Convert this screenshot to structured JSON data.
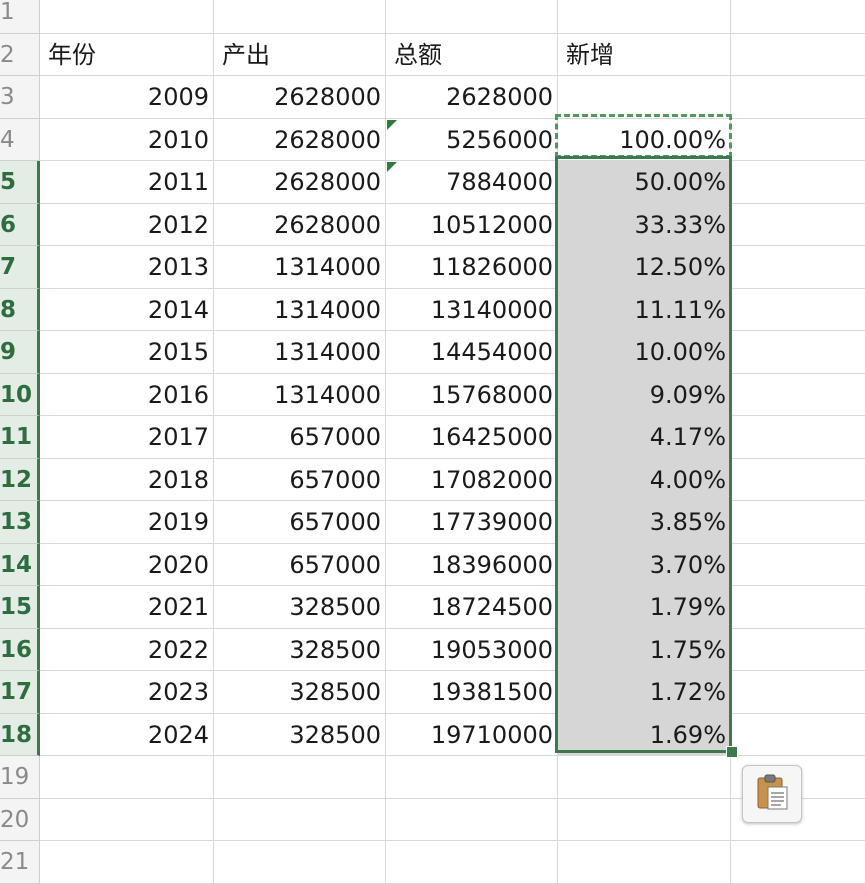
{
  "headers": [
    "年份",
    "产出",
    "总额",
    "新增"
  ],
  "rows": [
    {
      "n": "1",
      "year": "",
      "out": "",
      "total": "",
      "pct": ""
    },
    {
      "n": "2",
      "year": "年份",
      "out": "产出",
      "total": "总额",
      "pct": "新增"
    },
    {
      "n": "3",
      "year": "2009",
      "out": "2628000",
      "total": "2628000",
      "pct": ""
    },
    {
      "n": "4",
      "year": "2010",
      "out": "2628000",
      "total": "5256000",
      "pct": "100.00%"
    },
    {
      "n": "5",
      "year": "2011",
      "out": "2628000",
      "total": "7884000",
      "pct": "50.00%"
    },
    {
      "n": "6",
      "year": "2012",
      "out": "2628000",
      "total": "10512000",
      "pct": "33.33%"
    },
    {
      "n": "7",
      "year": "2013",
      "out": "1314000",
      "total": "11826000",
      "pct": "12.50%"
    },
    {
      "n": "8",
      "year": "2014",
      "out": "1314000",
      "total": "13140000",
      "pct": "11.11%"
    },
    {
      "n": "9",
      "year": "2015",
      "out": "1314000",
      "total": "14454000",
      "pct": "10.00%"
    },
    {
      "n": "10",
      "year": "2016",
      "out": "1314000",
      "total": "15768000",
      "pct": "9.09%"
    },
    {
      "n": "11",
      "year": "2017",
      "out": "657000",
      "total": "16425000",
      "pct": "4.17%"
    },
    {
      "n": "12",
      "year": "2018",
      "out": "657000",
      "total": "17082000",
      "pct": "4.00%"
    },
    {
      "n": "13",
      "year": "2019",
      "out": "657000",
      "total": "17739000",
      "pct": "3.85%"
    },
    {
      "n": "14",
      "year": "2020",
      "out": "657000",
      "total": "18396000",
      "pct": "3.70%"
    },
    {
      "n": "15",
      "year": "2021",
      "out": "328500",
      "total": "18724500",
      "pct": "1.79%"
    },
    {
      "n": "16",
      "year": "2022",
      "out": "328500",
      "total": "19053000",
      "pct": "1.75%"
    },
    {
      "n": "17",
      "year": "2023",
      "out": "328500",
      "total": "19381500",
      "pct": "1.72%"
    },
    {
      "n": "18",
      "year": "2024",
      "out": "328500",
      "total": "19710000",
      "pct": "1.69%"
    },
    {
      "n": "19",
      "year": "",
      "out": "",
      "total": "",
      "pct": ""
    },
    {
      "n": "20",
      "year": "",
      "out": "",
      "total": "",
      "pct": ""
    },
    {
      "n": "21",
      "year": "",
      "out": "",
      "total": "",
      "pct": ""
    }
  ],
  "paste_options": {
    "icon": "clipboard-icon"
  },
  "colors": {
    "selection": "#3a7a4c",
    "selected_fill": "#d6d6d6",
    "marquee": "#4f9a5c"
  }
}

#### Written exercise
Reproduce each record from above exactly; pictures do not belong in the copy.

#### Task solution
Convert this screenshot to structured JSON data.
{
  "headers": [
    "年份",
    "产出",
    "总额",
    "新增"
  ],
  "rows": [
    {
      "n": "1",
      "year": "",
      "out": "",
      "total": "",
      "pct": ""
    },
    {
      "n": "2",
      "year": "年份",
      "out": "产出",
      "total": "总额",
      "pct": "新增"
    },
    {
      "n": "3",
      "year": "2009",
      "out": "2628000",
      "total": "2628000",
      "pct": ""
    },
    {
      "n": "4",
      "year": "2010",
      "out": "2628000",
      "total": "5256000",
      "pct": "100.00%"
    },
    {
      "n": "5",
      "year": "2011",
      "out": "2628000",
      "total": "7884000",
      "pct": "50.00%"
    },
    {
      "n": "6",
      "year": "2012",
      "out": "2628000",
      "total": "10512000",
      "pct": "33.33%"
    },
    {
      "n": "7",
      "year": "2013",
      "out": "1314000",
      "total": "11826000",
      "pct": "12.50%"
    },
    {
      "n": "8",
      "year": "2014",
      "out": "1314000",
      "total": "13140000",
      "pct": "11.11%"
    },
    {
      "n": "9",
      "year": "2015",
      "out": "1314000",
      "total": "14454000",
      "pct": "10.00%"
    },
    {
      "n": "10",
      "year": "2016",
      "out": "1314000",
      "total": "15768000",
      "pct": "9.09%"
    },
    {
      "n": "11",
      "year": "2017",
      "out": "657000",
      "total": "16425000",
      "pct": "4.17%"
    },
    {
      "n": "12",
      "year": "2018",
      "out": "657000",
      "total": "17082000",
      "pct": "4.00%"
    },
    {
      "n": "13",
      "year": "2019",
      "out": "657000",
      "total": "17739000",
      "pct": "3.85%"
    },
    {
      "n": "14",
      "year": "2020",
      "out": "657000",
      "total": "18396000",
      "pct": "3.70%"
    },
    {
      "n": "15",
      "year": "2021",
      "out": "328500",
      "total": "18724500",
      "pct": "1.79%"
    },
    {
      "n": "16",
      "year": "2022",
      "out": "328500",
      "total": "19053000",
      "pct": "1.75%"
    },
    {
      "n": "17",
      "year": "2023",
      "out": "328500",
      "total": "19381500",
      "pct": "1.72%"
    },
    {
      "n": "18",
      "year": "2024",
      "out": "328500",
      "total": "19710000",
      "pct": "1.69%"
    },
    {
      "n": "19",
      "year": "",
      "out": "",
      "total": "",
      "pct": ""
    },
    {
      "n": "20",
      "year": "",
      "out": "",
      "total": "",
      "pct": ""
    },
    {
      "n": "21",
      "year": "",
      "out": "",
      "total": "",
      "pct": ""
    }
  ],
  "paste_options": {
    "icon": "clipboard-icon"
  },
  "colors": {
    "selection": "#3a7a4c",
    "selected_fill": "#d6d6d6",
    "marquee": "#4f9a5c"
  }
}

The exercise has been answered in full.